▶ [WHAT YOU SHOULD DO] Select and reproduce each line of the listing below that bears the string "name".

▶ [EXTRACTED MATERIAL]
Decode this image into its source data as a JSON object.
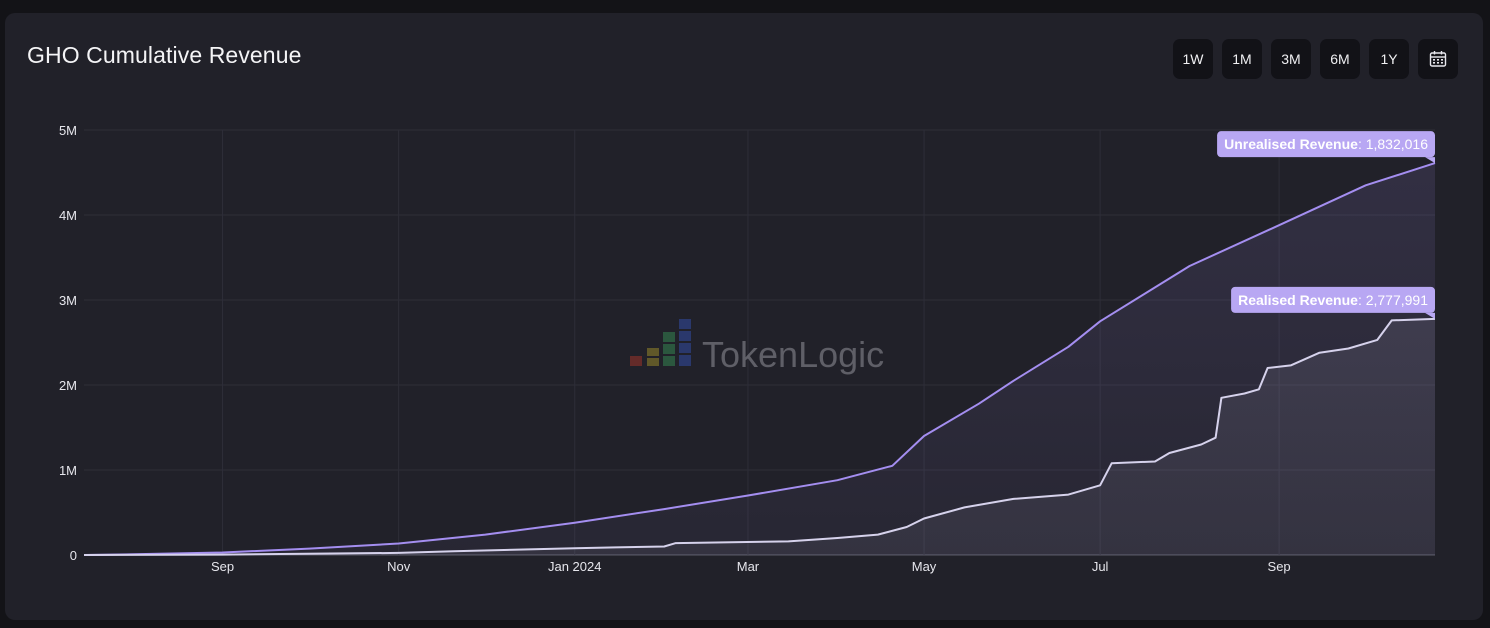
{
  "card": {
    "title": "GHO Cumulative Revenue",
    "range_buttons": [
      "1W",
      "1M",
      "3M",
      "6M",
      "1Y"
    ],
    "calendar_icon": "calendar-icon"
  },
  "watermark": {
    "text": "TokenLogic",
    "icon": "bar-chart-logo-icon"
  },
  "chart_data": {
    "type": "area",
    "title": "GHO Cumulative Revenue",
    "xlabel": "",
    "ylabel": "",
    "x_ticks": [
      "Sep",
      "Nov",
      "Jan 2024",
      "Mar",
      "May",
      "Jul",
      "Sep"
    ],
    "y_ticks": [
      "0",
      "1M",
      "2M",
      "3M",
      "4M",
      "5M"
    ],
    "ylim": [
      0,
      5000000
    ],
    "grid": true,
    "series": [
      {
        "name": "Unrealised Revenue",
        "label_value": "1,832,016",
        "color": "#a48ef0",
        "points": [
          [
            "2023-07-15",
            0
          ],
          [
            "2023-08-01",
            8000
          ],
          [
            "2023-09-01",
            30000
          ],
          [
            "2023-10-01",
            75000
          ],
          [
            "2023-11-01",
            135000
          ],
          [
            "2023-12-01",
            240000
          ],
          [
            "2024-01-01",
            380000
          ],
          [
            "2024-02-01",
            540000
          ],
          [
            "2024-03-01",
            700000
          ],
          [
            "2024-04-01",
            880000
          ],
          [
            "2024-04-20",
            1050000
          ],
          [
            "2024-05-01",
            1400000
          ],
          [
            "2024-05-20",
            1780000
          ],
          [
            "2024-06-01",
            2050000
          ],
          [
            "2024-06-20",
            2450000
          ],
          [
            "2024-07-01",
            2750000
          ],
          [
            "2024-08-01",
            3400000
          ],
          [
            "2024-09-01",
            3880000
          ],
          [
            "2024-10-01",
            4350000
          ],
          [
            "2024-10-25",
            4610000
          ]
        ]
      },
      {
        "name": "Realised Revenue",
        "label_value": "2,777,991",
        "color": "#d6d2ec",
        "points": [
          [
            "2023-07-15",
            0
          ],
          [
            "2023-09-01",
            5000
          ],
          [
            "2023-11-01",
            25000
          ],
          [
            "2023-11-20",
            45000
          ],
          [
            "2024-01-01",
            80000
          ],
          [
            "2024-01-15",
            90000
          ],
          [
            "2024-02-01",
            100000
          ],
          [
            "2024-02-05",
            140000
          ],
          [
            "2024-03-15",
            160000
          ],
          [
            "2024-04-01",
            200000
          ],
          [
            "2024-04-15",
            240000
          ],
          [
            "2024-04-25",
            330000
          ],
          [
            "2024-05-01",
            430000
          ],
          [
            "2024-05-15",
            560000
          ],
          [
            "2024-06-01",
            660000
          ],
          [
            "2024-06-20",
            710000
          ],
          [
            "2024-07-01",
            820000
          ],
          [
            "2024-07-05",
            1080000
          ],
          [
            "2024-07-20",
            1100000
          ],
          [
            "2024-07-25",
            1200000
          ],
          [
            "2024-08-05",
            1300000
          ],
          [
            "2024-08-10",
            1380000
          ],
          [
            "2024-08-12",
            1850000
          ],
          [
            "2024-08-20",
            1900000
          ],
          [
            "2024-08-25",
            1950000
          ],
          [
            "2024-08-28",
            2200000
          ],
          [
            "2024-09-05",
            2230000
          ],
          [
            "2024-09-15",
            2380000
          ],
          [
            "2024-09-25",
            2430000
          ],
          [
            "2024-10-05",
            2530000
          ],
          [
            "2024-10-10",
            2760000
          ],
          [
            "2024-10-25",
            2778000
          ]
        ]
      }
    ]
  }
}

▶ [SOLUTION BELOW]
        "name": "Unrealised Revenue",
        "name": "Realised Revenue",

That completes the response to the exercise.